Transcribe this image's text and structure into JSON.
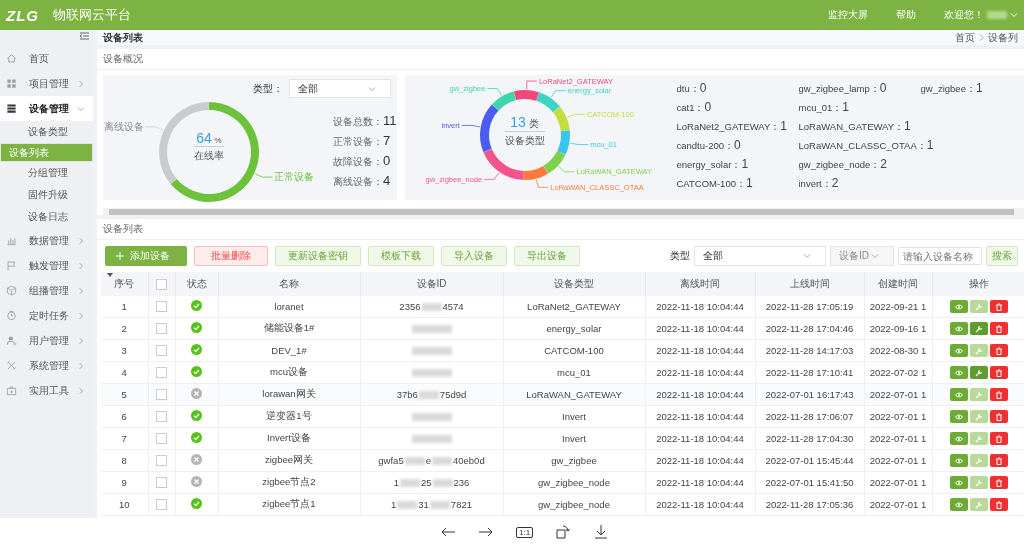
{
  "header": {
    "logo": "ZLG",
    "title": "物联网云平台",
    "links": [
      "监控大屏",
      "帮助"
    ],
    "welcome": "欢迎您！"
  },
  "sidebar": {
    "items": [
      {
        "label": "首页",
        "kind": "page"
      },
      {
        "label": "项目管理",
        "kind": "group",
        "expanded": false
      },
      {
        "label": "设备管理",
        "kind": "group",
        "expanded": true,
        "children": [
          {
            "label": "设备类型",
            "selected": false
          },
          {
            "label": "设备列表",
            "selected": true
          },
          {
            "label": "分组管理",
            "selected": false
          },
          {
            "label": "固件升级",
            "selected": false
          },
          {
            "label": "设备日志",
            "selected": false
          }
        ]
      },
      {
        "label": "数据管理",
        "kind": "group",
        "expanded": false
      },
      {
        "label": "触发管理",
        "kind": "group",
        "expanded": false
      },
      {
        "label": "组播管理",
        "kind": "group",
        "expanded": false
      },
      {
        "label": "定时任务",
        "kind": "group",
        "expanded": false
      },
      {
        "label": "用户管理",
        "kind": "group",
        "expanded": false
      },
      {
        "label": "系统管理",
        "kind": "group",
        "expanded": false
      },
      {
        "label": "实用工具",
        "kind": "group",
        "expanded": false
      }
    ]
  },
  "breadcrumb": {
    "title": "设备列表",
    "trail": [
      "首页",
      "设备列"
    ]
  },
  "overview": {
    "title": "设备概况",
    "type_label": "类型：",
    "type_value": "全部",
    "rate": "64",
    "rate_unit": "%",
    "rate_caption": "在线率",
    "chart_data": {
      "type": "donut",
      "categories": [
        "离线设备",
        "正常设备"
      ],
      "values": [
        36,
        64
      ],
      "colors": [
        "#c8cbd0",
        "#6cc23a"
      ]
    },
    "stats": [
      {
        "label": "设备总数：",
        "value": "11"
      },
      {
        "label": "正常设备：",
        "value": "7"
      },
      {
        "label": "故障设备：",
        "value": "0"
      },
      {
        "label": "离线设备：",
        "value": "4"
      }
    ],
    "types": {
      "center": "13",
      "unit": "类",
      "caption": "设备类型",
      "chart_data": {
        "type": "donut",
        "categories": [
          "LoRaNet2_GATEWAY",
          "energy_solar",
          "CATCOM-100",
          "mcu_01",
          "LoRaWAN_GATEWAY",
          "LoRaWAN_CLASSC_OTAA",
          "gw_zigbee_node",
          "invert",
          "gw_zigbee"
        ],
        "values": [
          1,
          1,
          1,
          1,
          1,
          1,
          2,
          2,
          1
        ],
        "colors": [
          "#f0487a",
          "#3fd3c4",
          "#c5dd3a",
          "#38c6ee",
          "#7fd14a",
          "#ff7a3a",
          "#f5538c",
          "#4b5cf2",
          "#3fd6ae"
        ]
      }
    },
    "type_counts": [
      {
        "label": "dtu：",
        "value": "0"
      },
      {
        "label": "cat1：",
        "value": "0"
      },
      {
        "label": "LoRaNet2_GATEWAY：",
        "value": "1"
      },
      {
        "label": "candtu-200：",
        "value": "0"
      },
      {
        "label": "energy_solar：",
        "value": "1"
      },
      {
        "label": "CATCOM-100：",
        "value": "1"
      },
      {
        "label": "gw_zigbee_lamp：",
        "value": "0"
      },
      {
        "label": "mcu_01：",
        "value": "1"
      },
      {
        "label": "LoRaWAN_GATEWAY：",
        "value": "1"
      },
      {
        "label": "LoRaWAN_CLASSC_OTAA：",
        "value": "1"
      },
      {
        "label": "gw_zigbee_node：",
        "value": "2"
      },
      {
        "label": "invert：",
        "value": "2"
      },
      {
        "label": "gw_zigbee：",
        "value": "1"
      }
    ]
  },
  "list": {
    "title": "设备列表",
    "buttons": [
      {
        "label": "添加设备",
        "kind": "primary"
      },
      {
        "label": "批量删除",
        "kind": "danger"
      },
      {
        "label": "更新设备密钥",
        "kind": "plain"
      },
      {
        "label": "模板下载",
        "kind": "plain"
      },
      {
        "label": "导入设备",
        "kind": "plain"
      },
      {
        "label": "导出设备",
        "kind": "plain"
      }
    ],
    "filter": {
      "type_label": "类型",
      "type_value": "全部",
      "field_select": "设备ID",
      "placeholder": "请输入设备名称",
      "search": "搜索"
    },
    "select_all_checked": false,
    "columns": [
      "序号",
      "状态",
      "名称",
      "设备ID",
      "设备类型",
      "离线时间",
      "上线时间",
      "创建时间",
      "操作"
    ],
    "rows": [
      {
        "no": "1",
        "checked": false,
        "online": true,
        "name": "loranet",
        "id_parts": [
          "2356",
          "4574"
        ],
        "type": "LoRaNet2_GATEWAY",
        "offline": "2022-11-18 10:04:44",
        "online_time": "2022-11-28 17:05:19",
        "created": "2022-09-21 1",
        "edit_enabled": false
      },
      {
        "no": "2",
        "checked": false,
        "online": true,
        "name": "储能设备1#",
        "type": "energy_solar",
        "offline": "2022-11-18 10:04:44",
        "online_time": "2022-11-28 17:04:46",
        "created": "2022-09-16 1",
        "edit_enabled": true
      },
      {
        "no": "3",
        "checked": false,
        "online": true,
        "name": "DEV_1#",
        "type": "CATCOM-100",
        "offline": "2022-11-18 10:04:44",
        "online_time": "2022-11-28 14:17:03",
        "created": "2022-08-30 1",
        "edit_enabled": false
      },
      {
        "no": "4",
        "checked": false,
        "online": true,
        "name": "mcu设备",
        "type": "mcu_01",
        "offline": "2022-11-18 10:04:44",
        "online_time": "2022-11-28 17:10:41",
        "created": "2022-07-02 1",
        "edit_enabled": true
      },
      {
        "no": "5",
        "checked": false,
        "online": false,
        "name": "lorawan网关",
        "id_parts": [
          "37b6",
          "75d9d"
        ],
        "type": "LoRaWAN_GATEWAY",
        "offline": "2022-11-18 10:04:44",
        "online_time": "2022-07-01 16:17:43",
        "created": "2022-07-01 1",
        "edit_enabled": false
      },
      {
        "no": "6",
        "checked": false,
        "online": true,
        "name": "逆变器1号",
        "type": "Invert",
        "offline": "2022-11-18 10:04:44",
        "online_time": "2022-11-28 17:06:07",
        "created": "2022-07-01 1",
        "edit_enabled": false
      },
      {
        "no": "7",
        "checked": false,
        "online": true,
        "name": "Invert设备",
        "type": "Invert",
        "offline": "2022-11-18 10:04:44",
        "online_time": "2022-11-28 17:04:30",
        "created": "2022-07-01 1",
        "edit_enabled": false
      },
      {
        "no": "8",
        "checked": false,
        "online": false,
        "name": "zigbee网关",
        "id_parts": [
          "gwfa5",
          "e",
          "40eb0d"
        ],
        "type": "gw_zigbee",
        "offline": "2022-11-18 10:04:44",
        "online_time": "2022-07-01 15:45:44",
        "created": "2022-07-01 1",
        "edit_enabled": false
      },
      {
        "no": "9",
        "checked": false,
        "online": false,
        "name": "zigbee节点2",
        "id_parts": [
          "1",
          "25",
          "236"
        ],
        "type": "gw_zigbee_node",
        "offline": "2022-11-18 10:04:44",
        "online_time": "2022-07-01 15:41:50",
        "created": "2022-07-01 1",
        "edit_enabled": false
      },
      {
        "no": "10",
        "checked": false,
        "online": true,
        "name": "zigbee节点1",
        "id_parts": [
          "1",
          "31",
          "7821"
        ],
        "type": "gw_zigbee_node",
        "offline": "2022-11-18 10:04:44",
        "online_time": "2022-11-28 17:05:36",
        "created": "2022-07-01 1",
        "edit_enabled": false
      }
    ]
  },
  "viewer": {
    "zoom_label": "1:1"
  }
}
────────
• Task directions: Copy every line of the data exactly as written, excluding the pictures.

• Worked answer:
Transcribe this image's text and structure into JSON.
{
  "header": {
    "logo": "ZLG",
    "title": "物联网云平台",
    "links": [
      "监控大屏",
      "帮助"
    ],
    "welcome": "欢迎您！"
  },
  "sidebar": {
    "items": [
      {
        "label": "首页",
        "kind": "page"
      },
      {
        "label": "项目管理",
        "kind": "group",
        "expanded": false
      },
      {
        "label": "设备管理",
        "kind": "group",
        "expanded": true,
        "children": [
          {
            "label": "设备类型",
            "selected": false
          },
          {
            "label": "设备列表",
            "selected": true
          },
          {
            "label": "分组管理",
            "selected": false
          },
          {
            "label": "固件升级",
            "selected": false
          },
          {
            "label": "设备日志",
            "selected": false
          }
        ]
      },
      {
        "label": "数据管理",
        "kind": "group",
        "expanded": false
      },
      {
        "label": "触发管理",
        "kind": "group",
        "expanded": false
      },
      {
        "label": "组播管理",
        "kind": "group",
        "expanded": false
      },
      {
        "label": "定时任务",
        "kind": "group",
        "expanded": false
      },
      {
        "label": "用户管理",
        "kind": "group",
        "expanded": false
      },
      {
        "label": "系统管理",
        "kind": "group",
        "expanded": false
      },
      {
        "label": "实用工具",
        "kind": "group",
        "expanded": false
      }
    ]
  },
  "breadcrumb": {
    "title": "设备列表",
    "trail": [
      "首页",
      "设备列"
    ]
  },
  "overview": {
    "title": "设备概况",
    "type_label": "类型：",
    "type_value": "全部",
    "rate": "64",
    "rate_unit": "%",
    "rate_caption": "在线率",
    "chart_data": {
      "type": "donut",
      "categories": [
        "离线设备",
        "正常设备"
      ],
      "values": [
        36,
        64
      ],
      "colors": [
        "#c8cbd0",
        "#6cc23a"
      ]
    },
    "stats": [
      {
        "label": "设备总数：",
        "value": "11"
      },
      {
        "label": "正常设备：",
        "value": "7"
      },
      {
        "label": "故障设备：",
        "value": "0"
      },
      {
        "label": "离线设备：",
        "value": "4"
      }
    ],
    "types": {
      "center": "13",
      "unit": "类",
      "caption": "设备类型",
      "chart_data": {
        "type": "donut",
        "categories": [
          "LoRaNet2_GATEWAY",
          "energy_solar",
          "CATCOM-100",
          "mcu_01",
          "LoRaWAN_GATEWAY",
          "LoRaWAN_CLASSC_OTAA",
          "gw_zigbee_node",
          "invert",
          "gw_zigbee"
        ],
        "values": [
          1,
          1,
          1,
          1,
          1,
          1,
          2,
          2,
          1
        ],
        "colors": [
          "#f0487a",
          "#3fd3c4",
          "#c5dd3a",
          "#38c6ee",
          "#7fd14a",
          "#ff7a3a",
          "#f5538c",
          "#4b5cf2",
          "#3fd6ae"
        ]
      }
    },
    "type_counts": [
      {
        "label": "dtu：",
        "value": "0"
      },
      {
        "label": "cat1：",
        "value": "0"
      },
      {
        "label": "LoRaNet2_GATEWAY：",
        "value": "1"
      },
      {
        "label": "candtu-200：",
        "value": "0"
      },
      {
        "label": "energy_solar：",
        "value": "1"
      },
      {
        "label": "CATCOM-100：",
        "value": "1"
      },
      {
        "label": "gw_zigbee_lamp：",
        "value": "0"
      },
      {
        "label": "mcu_01：",
        "value": "1"
      },
      {
        "label": "LoRaWAN_GATEWAY：",
        "value": "1"
      },
      {
        "label": "LoRaWAN_CLASSC_OTAA：",
        "value": "1"
      },
      {
        "label": "gw_zigbee_node：",
        "value": "2"
      },
      {
        "label": "invert：",
        "value": "2"
      },
      {
        "label": "gw_zigbee：",
        "value": "1"
      }
    ]
  },
  "list": {
    "title": "设备列表",
    "buttons": [
      {
        "label": "添加设备",
        "kind": "primary"
      },
      {
        "label": "批量删除",
        "kind": "danger"
      },
      {
        "label": "更新设备密钥",
        "kind": "plain"
      },
      {
        "label": "模板下载",
        "kind": "plain"
      },
      {
        "label": "导入设备",
        "kind": "plain"
      },
      {
        "label": "导出设备",
        "kind": "plain"
      }
    ],
    "filter": {
      "type_label": "类型",
      "type_value": "全部",
      "field_select": "设备ID",
      "placeholder": "请输入设备名称",
      "search": "搜索"
    },
    "select_all_checked": false,
    "columns": [
      "序号",
      "状态",
      "名称",
      "设备ID",
      "设备类型",
      "离线时间",
      "上线时间",
      "创建时间",
      "操作"
    ],
    "rows": [
      {
        "no": "1",
        "checked": false,
        "online": true,
        "name": "loranet",
        "id_parts": [
          "2356",
          "4574"
        ],
        "type": "LoRaNet2_GATEWAY",
        "offline": "2022-11-18 10:04:44",
        "online_time": "2022-11-28 17:05:19",
        "created": "2022-09-21 1",
        "edit_enabled": false
      },
      {
        "no": "2",
        "checked": false,
        "online": true,
        "name": "储能设备1#",
        "type": "energy_solar",
        "offline": "2022-11-18 10:04:44",
        "online_time": "2022-11-28 17:04:46",
        "created": "2022-09-16 1",
        "edit_enabled": true
      },
      {
        "no": "3",
        "checked": false,
        "online": true,
        "name": "DEV_1#",
        "type": "CATCOM-100",
        "offline": "2022-11-18 10:04:44",
        "online_time": "2022-11-28 14:17:03",
        "created": "2022-08-30 1",
        "edit_enabled": false
      },
      {
        "no": "4",
        "checked": false,
        "online": true,
        "name": "mcu设备",
        "type": "mcu_01",
        "offline": "2022-11-18 10:04:44",
        "online_time": "2022-11-28 17:10:41",
        "created": "2022-07-02 1",
        "edit_enabled": true
      },
      {
        "no": "5",
        "checked": false,
        "online": false,
        "name": "lorawan网关",
        "id_parts": [
          "37b6",
          "75d9d"
        ],
        "type": "LoRaWAN_GATEWAY",
        "offline": "2022-11-18 10:04:44",
        "online_time": "2022-07-01 16:17:43",
        "created": "2022-07-01 1",
        "edit_enabled": false
      },
      {
        "no": "6",
        "checked": false,
        "online": true,
        "name": "逆变器1号",
        "type": "Invert",
        "offline": "2022-11-18 10:04:44",
        "online_time": "2022-11-28 17:06:07",
        "created": "2022-07-01 1",
        "edit_enabled": false
      },
      {
        "no": "7",
        "checked": false,
        "online": true,
        "name": "Invert设备",
        "type": "Invert",
        "offline": "2022-11-18 10:04:44",
        "online_time": "2022-11-28 17:04:30",
        "created": "2022-07-01 1",
        "edit_enabled": false
      },
      {
        "no": "8",
        "checked": false,
        "online": false,
        "name": "zigbee网关",
        "id_parts": [
          "gwfa5",
          "e",
          "40eb0d"
        ],
        "type": "gw_zigbee",
        "offline": "2022-11-18 10:04:44",
        "online_time": "2022-07-01 15:45:44",
        "created": "2022-07-01 1",
        "edit_enabled": false
      },
      {
        "no": "9",
        "checked": false,
        "online": false,
        "name": "zigbee节点2",
        "id_parts": [
          "1",
          "25",
          "236"
        ],
        "type": "gw_zigbee_node",
        "offline": "2022-11-18 10:04:44",
        "online_time": "2022-07-01 15:41:50",
        "created": "2022-07-01 1",
        "edit_enabled": false
      },
      {
        "no": "10",
        "checked": false,
        "online": true,
        "name": "zigbee节点1",
        "id_parts": [
          "1",
          "31",
          "7821"
        ],
        "type": "gw_zigbee_node",
        "offline": "2022-11-18 10:04:44",
        "online_time": "2022-11-28 17:05:36",
        "created": "2022-07-01 1",
        "edit_enabled": false
      }
    ]
  },
  "viewer": {
    "zoom_label": "1:1"
  }
}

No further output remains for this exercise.